Stored records:

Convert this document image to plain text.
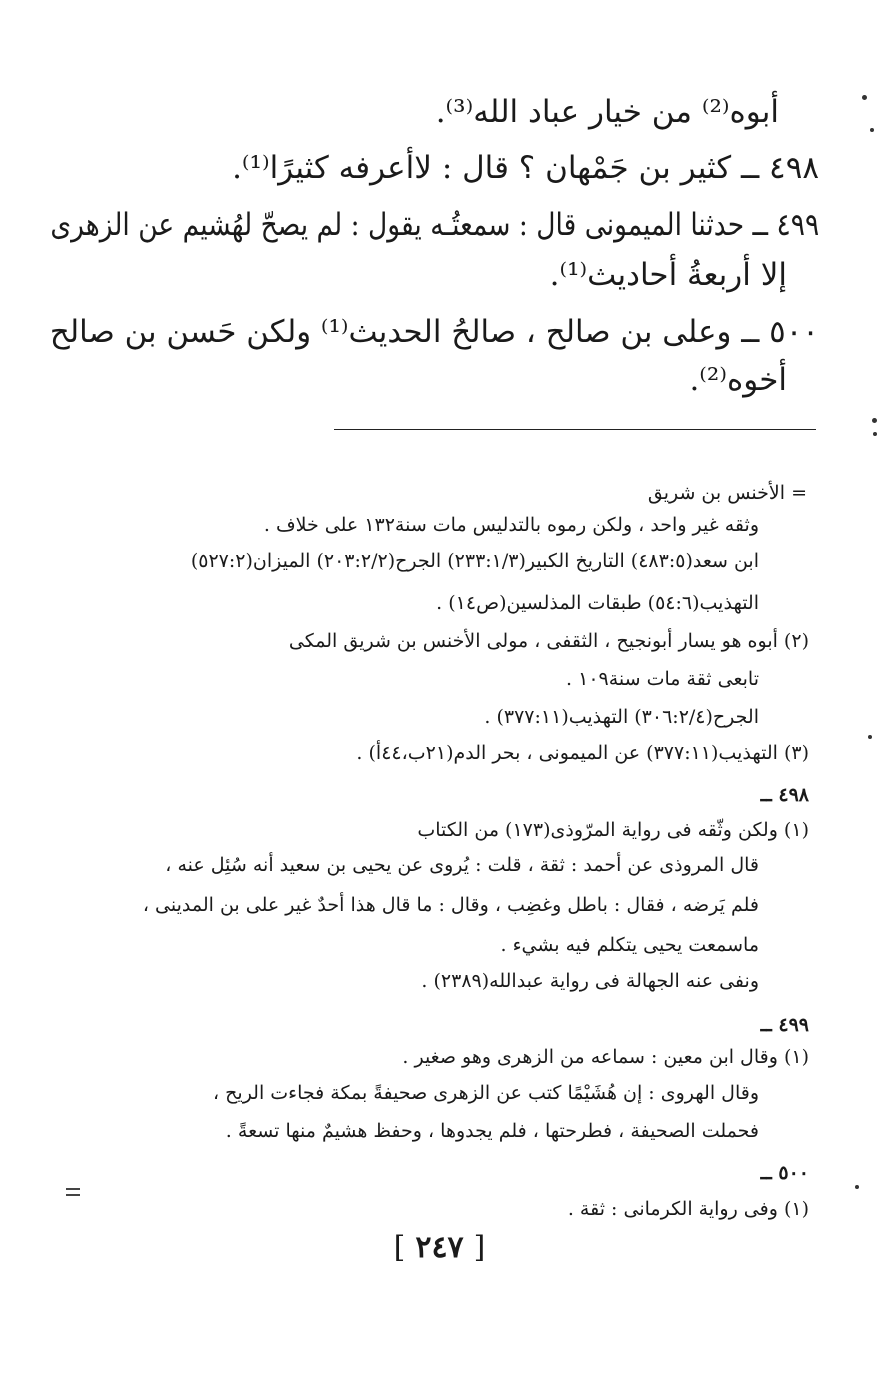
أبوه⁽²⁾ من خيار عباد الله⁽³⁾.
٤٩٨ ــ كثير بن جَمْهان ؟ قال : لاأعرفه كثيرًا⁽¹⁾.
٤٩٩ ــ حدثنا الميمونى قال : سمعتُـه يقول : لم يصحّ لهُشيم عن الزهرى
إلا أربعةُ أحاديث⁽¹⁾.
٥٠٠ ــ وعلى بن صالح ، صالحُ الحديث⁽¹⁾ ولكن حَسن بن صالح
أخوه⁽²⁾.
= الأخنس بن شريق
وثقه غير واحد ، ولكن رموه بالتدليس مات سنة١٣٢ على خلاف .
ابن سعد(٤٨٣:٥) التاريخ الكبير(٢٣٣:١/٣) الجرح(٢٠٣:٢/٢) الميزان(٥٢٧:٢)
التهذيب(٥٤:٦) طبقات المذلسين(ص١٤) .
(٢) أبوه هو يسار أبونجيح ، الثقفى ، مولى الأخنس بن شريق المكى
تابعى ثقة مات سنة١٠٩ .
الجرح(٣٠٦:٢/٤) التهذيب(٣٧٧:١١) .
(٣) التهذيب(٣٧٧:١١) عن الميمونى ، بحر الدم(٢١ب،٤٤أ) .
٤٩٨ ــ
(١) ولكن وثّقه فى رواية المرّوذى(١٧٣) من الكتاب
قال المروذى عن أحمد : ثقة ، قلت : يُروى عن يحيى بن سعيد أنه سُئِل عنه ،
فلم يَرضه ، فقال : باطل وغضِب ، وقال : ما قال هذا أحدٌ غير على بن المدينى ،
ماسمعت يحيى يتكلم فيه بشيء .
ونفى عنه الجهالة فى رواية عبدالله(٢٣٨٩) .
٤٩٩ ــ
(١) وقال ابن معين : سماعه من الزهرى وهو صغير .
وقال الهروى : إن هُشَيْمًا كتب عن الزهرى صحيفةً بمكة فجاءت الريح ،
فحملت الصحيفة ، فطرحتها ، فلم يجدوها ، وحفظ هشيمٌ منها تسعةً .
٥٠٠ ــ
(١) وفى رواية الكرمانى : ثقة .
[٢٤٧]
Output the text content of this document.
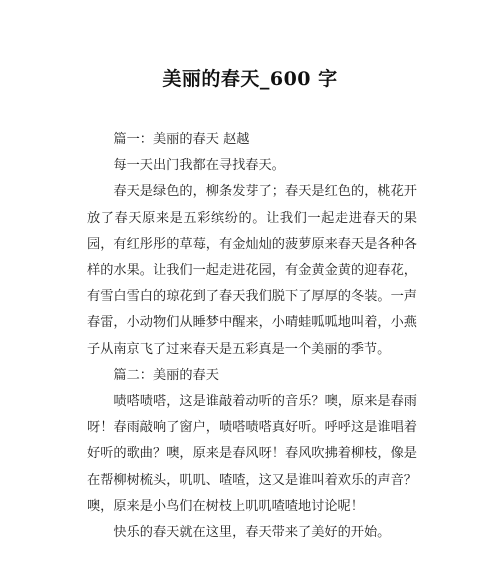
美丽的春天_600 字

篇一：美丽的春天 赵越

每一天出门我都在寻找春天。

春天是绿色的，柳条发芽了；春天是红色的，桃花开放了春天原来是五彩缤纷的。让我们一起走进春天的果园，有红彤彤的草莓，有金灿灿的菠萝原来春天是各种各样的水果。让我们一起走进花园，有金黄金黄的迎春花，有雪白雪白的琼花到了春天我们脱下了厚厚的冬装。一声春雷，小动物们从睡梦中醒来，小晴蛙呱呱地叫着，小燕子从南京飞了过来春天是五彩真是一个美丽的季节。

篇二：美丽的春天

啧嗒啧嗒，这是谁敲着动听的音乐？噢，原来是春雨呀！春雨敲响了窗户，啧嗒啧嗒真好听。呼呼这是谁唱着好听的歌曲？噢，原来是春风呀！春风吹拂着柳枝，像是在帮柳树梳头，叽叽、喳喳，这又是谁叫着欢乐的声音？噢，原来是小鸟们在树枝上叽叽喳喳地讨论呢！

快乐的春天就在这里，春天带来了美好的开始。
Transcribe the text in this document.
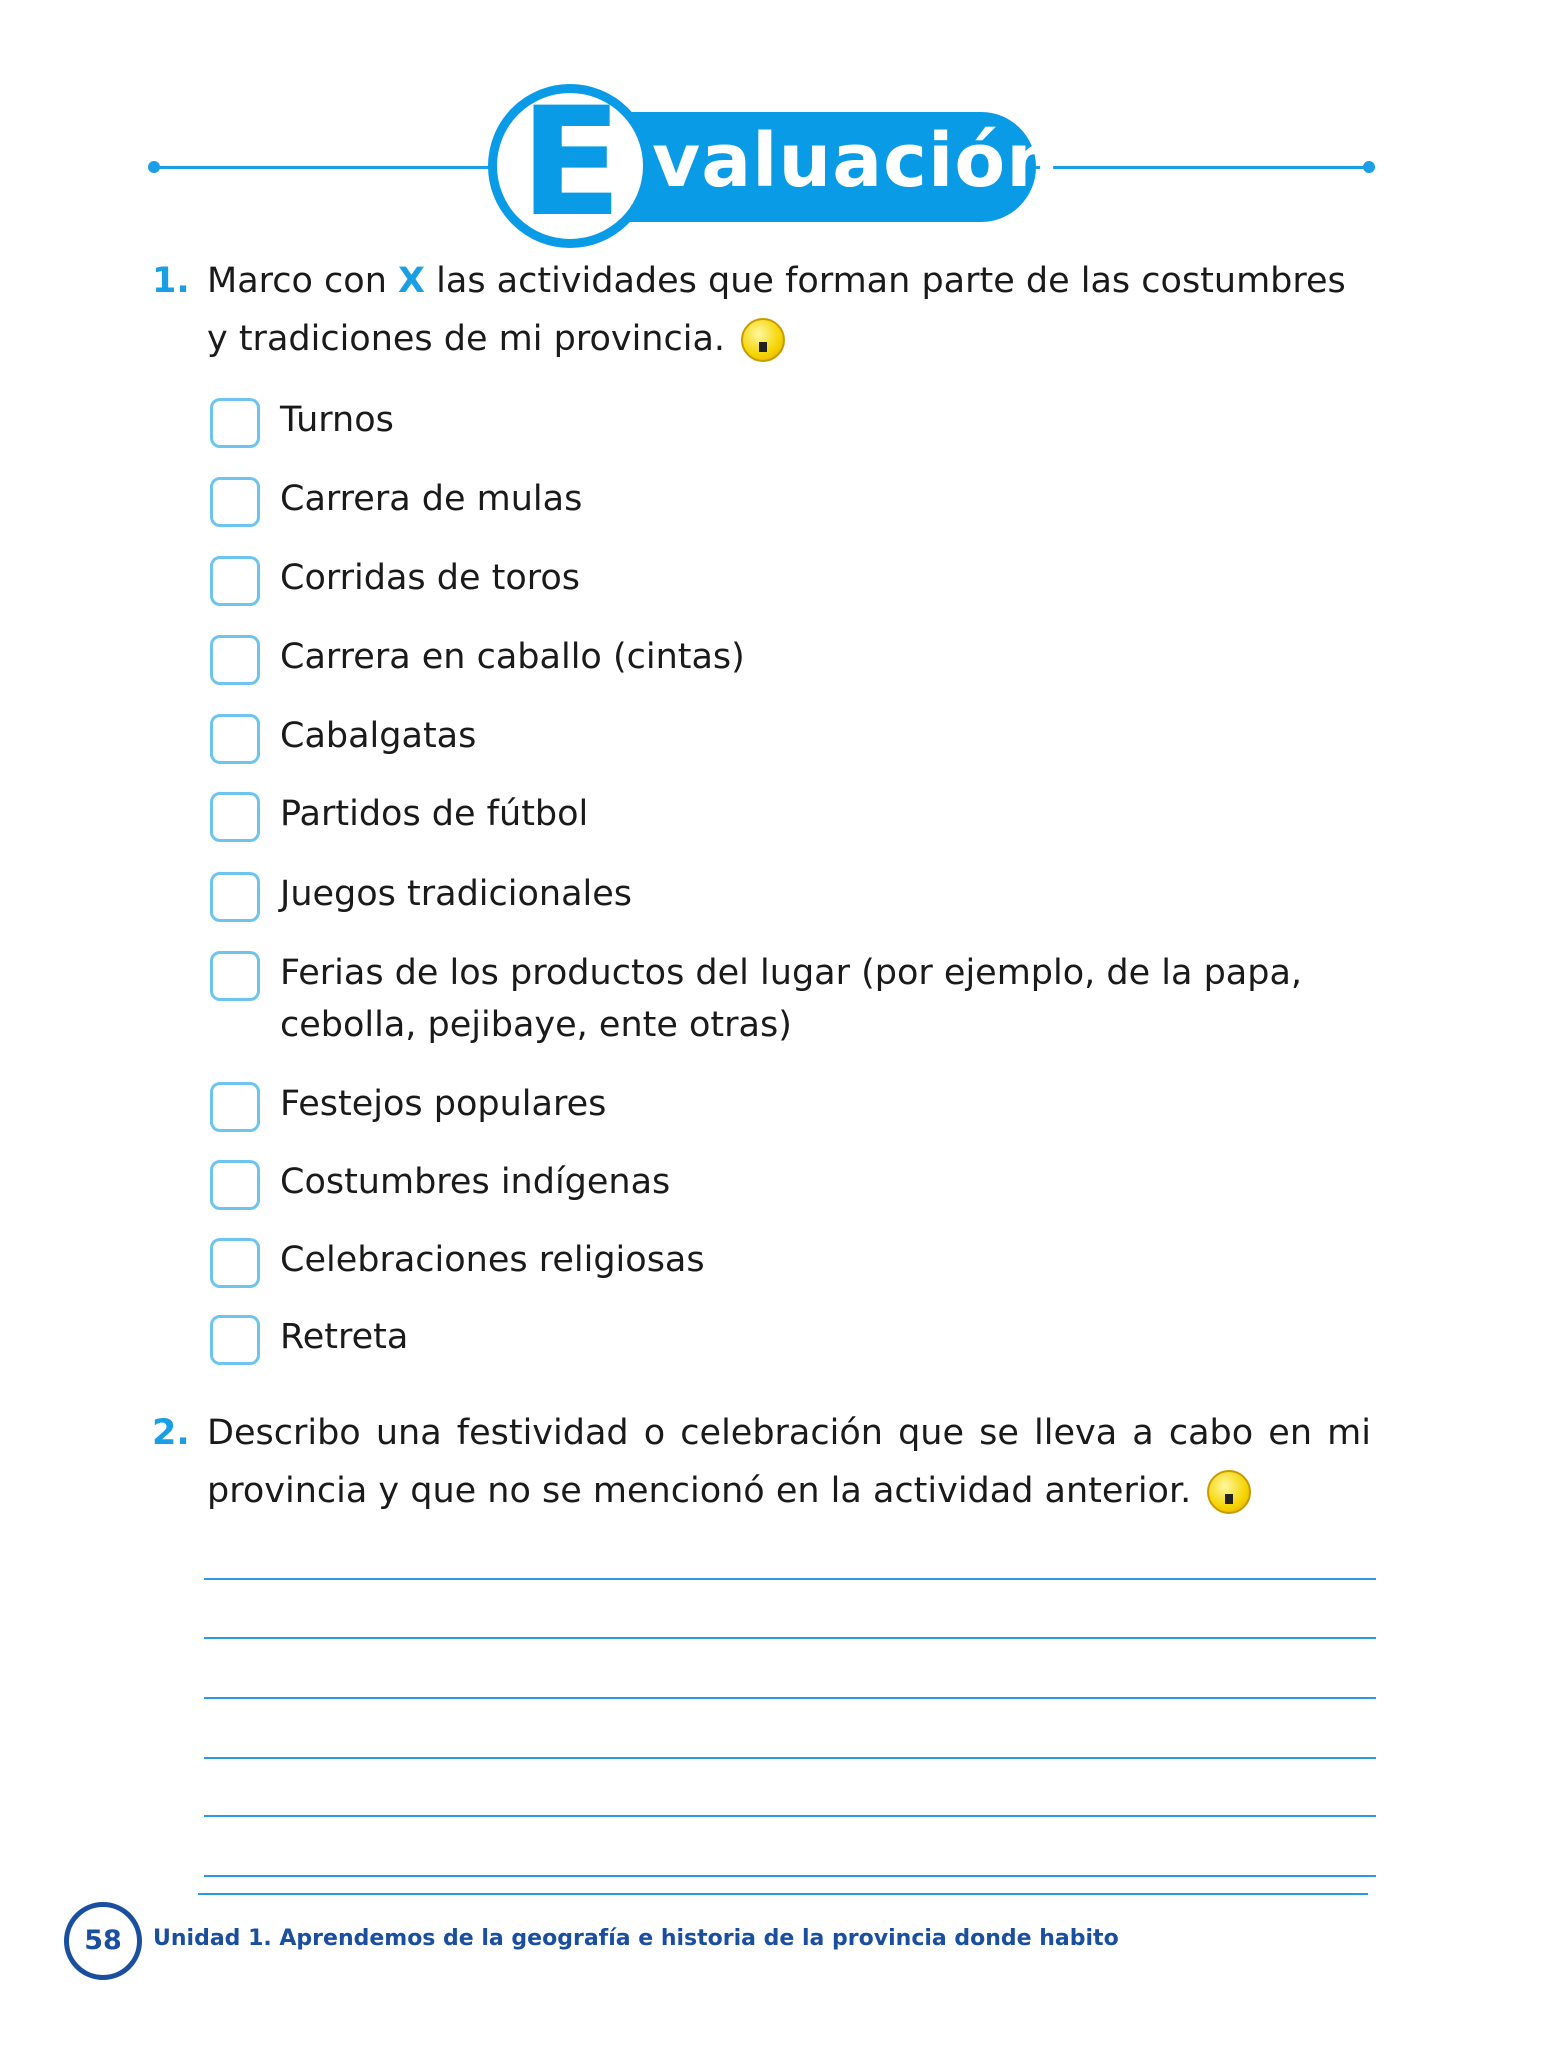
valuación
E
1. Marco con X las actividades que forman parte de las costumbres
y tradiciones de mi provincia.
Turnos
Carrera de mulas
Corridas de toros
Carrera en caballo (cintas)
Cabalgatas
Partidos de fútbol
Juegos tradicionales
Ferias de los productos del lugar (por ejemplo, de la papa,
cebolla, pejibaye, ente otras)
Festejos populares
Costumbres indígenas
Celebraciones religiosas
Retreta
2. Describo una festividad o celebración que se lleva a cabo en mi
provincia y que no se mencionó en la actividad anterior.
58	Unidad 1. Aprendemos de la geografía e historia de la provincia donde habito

**Aim of the task**
Print the complete listing exactly as it stands, without its pictures.

**Exercise answer**
Convert this document image to plain text.
أبوه⁽²⁾ من خيار عباد الله⁽³⁾.
٤٩٨ ــ كثير بن جَمْهان ؟ قال : لاأعرفه كثيرًا⁽¹⁾.
٤٩٩ ــ حدثنا الميمونى قال : سمعتُـه يقول : لم يصحّ لهُشيم عن الزهرى
إلا أربعةُ أحاديث⁽¹⁾.
٥٠٠ ــ وعلى بن صالح ، صالحُ الحديث⁽¹⁾ ولكن حَسن بن صالح
أخوه⁽²⁾.
= الأخنس بن شريق
وثقه غير واحد ، ولكن رموه بالتدليس مات سنة١٣٢ على خلاف .
ابن سعد(٤٨٣:٥) التاريخ الكبير(٢٣٣:١/٣) الجرح(٢٠٣:٢/٢) الميزان(٥٢٧:٢)
التهذيب(٥٤:٦) طبقات المذلسين(ص١٤) .
(٢) أبوه هو يسار أبونجيح ، الثقفى ، مولى الأخنس بن شريق المكى
تابعى ثقة مات سنة١٠٩ .
الجرح(٣٠٦:٢/٤) التهذيب(٣٧٧:١١) .
(٣) التهذيب(٣٧٧:١١) عن الميمونى ، بحر الدم(٢١ب،٤٤أ) .
٤٩٨ ــ
(١) ولكن وثّقه فى رواية المرّوذى(١٧٣) من الكتاب
قال المروذى عن أحمد : ثقة ، قلت : يُروى عن يحيى بن سعيد أنه سُئِل عنه ،
فلم يَرضه ، فقال : باطل وغضِب ، وقال : ما قال هذا أحدٌ غير على بن المدينى ،
ماسمعت يحيى يتكلم فيه بشيء .
ونفى عنه الجهالة فى رواية عبدالله(٢٣٨٩) .
٤٩٩ ــ
(١) وقال ابن معين : سماعه من الزهرى وهو صغير .
وقال الهروى : إن هُشَيْمًا كتب عن الزهرى صحيفةً بمكة فجاءت الريح ،
فحملت الصحيفة ، فطرحتها ، فلم يجدوها ، وحفظ هشيمٌ منها تسعةً .
٥٠٠ ــ
(١) وفى رواية الكرمانى : ثقة .
[٢٤٧]
Output the text content of this document.
美丽的春天_600 字

篇一：美丽的春天 赵越

每一天出门我都在寻找春天。

春天是绿色的，柳条发芽了；春天是红色的，桃花开放了春天原来是五彩缤纷的。让我们一起走进春天的果园，有红彤彤的草莓，有金灿灿的菠萝原来春天是各种各样的水果。让我们一起走进花园，有金黄金黄的迎春花，有雪白雪白的琼花到了春天我们脱下了厚厚的冬装。一声春雷，小动物们从睡梦中醒来，小晴蛙呱呱地叫着，小燕子从南京飞了过来春天是五彩真是一个美丽的季节。

篇二：美丽的春天

啧嗒啧嗒，这是谁敲着动听的音乐？噢，原来是春雨呀！春雨敲响了窗户，啧嗒啧嗒真好听。呼呼这是谁唱着好听的歌曲？噢，原来是春风呀！春风吹拂着柳枝，像是在帮柳树梳头，叽叽、喳喳，这又是谁叫着欢乐的声音？噢，原来是小鸟们在树枝上叽叽喳喳地讨论呢！

快乐的春天就在这里，春天带来了美好的开始。
Transcribe the text in this document.
valuación
E
1. Marco con X las actividades que forman parte de las costumbres
y tradiciones de mi provincia.
Turnos
Carrera de mulas
Corridas de toros
Carrera en caballo (cintas)
Cabalgatas
Partidos de fútbol
Juegos tradicionales
Ferias de los productos del lugar (por ejemplo, de la papa,
cebolla, pejibaye, ente otras)
Festejos populares
Costumbres indígenas
Celebraciones religiosas
Retreta
2. Describo una festividad o celebración que se lleva a cabo en mi
provincia y que no se mencionó en la actividad anterior.
58	Unidad 1. Aprendemos de la geografía e historia de la provincia donde habito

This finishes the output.